Your task is to copy every record exactly.

[Rows from a figure dataset]
>> BEGIN
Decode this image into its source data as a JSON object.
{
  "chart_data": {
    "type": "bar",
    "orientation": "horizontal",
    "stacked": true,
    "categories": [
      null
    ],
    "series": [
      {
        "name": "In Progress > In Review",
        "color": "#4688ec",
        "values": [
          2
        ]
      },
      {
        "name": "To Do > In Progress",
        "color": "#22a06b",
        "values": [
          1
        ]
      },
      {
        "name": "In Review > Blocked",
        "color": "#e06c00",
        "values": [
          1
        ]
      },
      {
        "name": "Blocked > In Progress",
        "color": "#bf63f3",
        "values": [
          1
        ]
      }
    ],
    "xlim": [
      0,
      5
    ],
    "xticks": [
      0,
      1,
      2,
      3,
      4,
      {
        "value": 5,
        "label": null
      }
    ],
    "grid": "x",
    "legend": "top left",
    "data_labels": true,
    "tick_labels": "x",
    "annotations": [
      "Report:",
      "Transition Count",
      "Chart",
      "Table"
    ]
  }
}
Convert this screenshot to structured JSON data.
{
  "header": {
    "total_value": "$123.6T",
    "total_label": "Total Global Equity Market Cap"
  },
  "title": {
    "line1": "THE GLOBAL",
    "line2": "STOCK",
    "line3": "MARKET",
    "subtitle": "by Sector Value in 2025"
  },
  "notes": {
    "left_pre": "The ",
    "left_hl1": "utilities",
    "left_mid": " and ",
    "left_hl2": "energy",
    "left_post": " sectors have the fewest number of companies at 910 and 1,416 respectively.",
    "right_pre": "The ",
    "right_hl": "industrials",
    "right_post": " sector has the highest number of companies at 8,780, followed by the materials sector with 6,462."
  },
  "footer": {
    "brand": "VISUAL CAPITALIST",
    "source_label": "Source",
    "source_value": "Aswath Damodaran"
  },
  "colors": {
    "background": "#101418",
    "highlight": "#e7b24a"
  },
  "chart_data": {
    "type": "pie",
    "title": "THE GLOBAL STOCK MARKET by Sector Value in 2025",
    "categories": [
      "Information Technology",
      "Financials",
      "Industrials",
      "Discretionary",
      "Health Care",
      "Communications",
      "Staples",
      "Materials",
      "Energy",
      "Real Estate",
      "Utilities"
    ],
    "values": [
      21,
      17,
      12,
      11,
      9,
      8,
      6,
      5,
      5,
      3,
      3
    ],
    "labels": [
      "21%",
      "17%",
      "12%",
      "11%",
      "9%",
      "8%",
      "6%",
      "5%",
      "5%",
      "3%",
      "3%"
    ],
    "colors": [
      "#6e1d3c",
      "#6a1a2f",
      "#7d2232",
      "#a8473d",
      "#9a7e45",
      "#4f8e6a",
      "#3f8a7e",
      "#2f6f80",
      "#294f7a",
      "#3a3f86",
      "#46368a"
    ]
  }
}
>> END
→ **Answer to this task**
Decode this image into its source data as a JSON object.
{
  "chart_data": {
    "type": "bar",
    "orientation": "horizontal",
    "stacked": true,
    "categories": [
      null
    ],
    "series": [
      {
        "name": "In Progress > In Review",
        "color": "#4688ec",
        "values": [
          2
        ]
      },
      {
        "name": "To Do > In Progress",
        "color": "#22a06b",
        "values": [
          1
        ]
      },
      {
        "name": "In Review > Blocked",
        "color": "#e06c00",
        "values": [
          1
        ]
      },
      {
        "name": "Blocked > In Progress",
        "color": "#bf63f3",
        "values": [
          1
        ]
      }
    ],
    "xlim": [
      0,
      5
    ],
    "xticks": [
      0,
      1,
      2,
      3,
      4,
      {
        "value": 5,
        "label": null
      }
    ],
    "grid": "x",
    "legend": "top left",
    "data_labels": true,
    "tick_labels": "x",
    "annotations": [
      "Report:",
      "Transition Count",
      "Chart",
      "Table"
    ]
  }
}
Convert this screenshot to structured JSON data.
{
  "header": {
    "total_value": "$123.6T",
    "total_label": "Total Global Equity Market Cap"
  },
  "title": {
    "line1": "THE GLOBAL",
    "line2": "STOCK",
    "line3": "MARKET",
    "subtitle": "by Sector Value in 2025"
  },
  "notes": {
    "left_pre": "The ",
    "left_hl1": "utilities",
    "left_mid": " and ",
    "left_hl2": "energy",
    "left_post": " sectors have the fewest number of companies at 910 and 1,416 respectively.",
    "right_pre": "The ",
    "right_hl": "industrials",
    "right_post": " sector has the highest number of companies at 8,780, followed by the materials sector with 6,462."
  },
  "footer": {
    "brand": "VISUAL CAPITALIST",
    "source_label": "Source",
    "source_value": "Aswath Damodaran"
  },
  "colors": {
    "background": "#101418",
    "highlight": "#e7b24a"
  },
  "chart_data": {
    "type": "pie",
    "title": "THE GLOBAL STOCK MARKET by Sector Value in 2025",
    "categories": [
      "Information Technology",
      "Financials",
      "Industrials",
      "Discretionary",
      "Health Care",
      "Communications",
      "Staples",
      "Materials",
      "Energy",
      "Real Estate",
      "Utilities"
    ],
    "values": [
      21,
      17,
      12,
      11,
      9,
      8,
      6,
      5,
      5,
      3,
      3
    ],
    "labels": [
      "21%",
      "17%",
      "12%",
      "11%",
      "9%",
      "8%",
      "6%",
      "5%",
      "5%",
      "3%",
      "3%"
    ],
    "colors": [
      "#6e1d3c",
      "#6a1a2f",
      "#7d2232",
      "#a8473d",
      "#9a7e45",
      "#4f8e6a",
      "#3f8a7e",
      "#2f6f80",
      "#294f7a",
      "#3a3f86",
      "#46368a"
    ]
  }
}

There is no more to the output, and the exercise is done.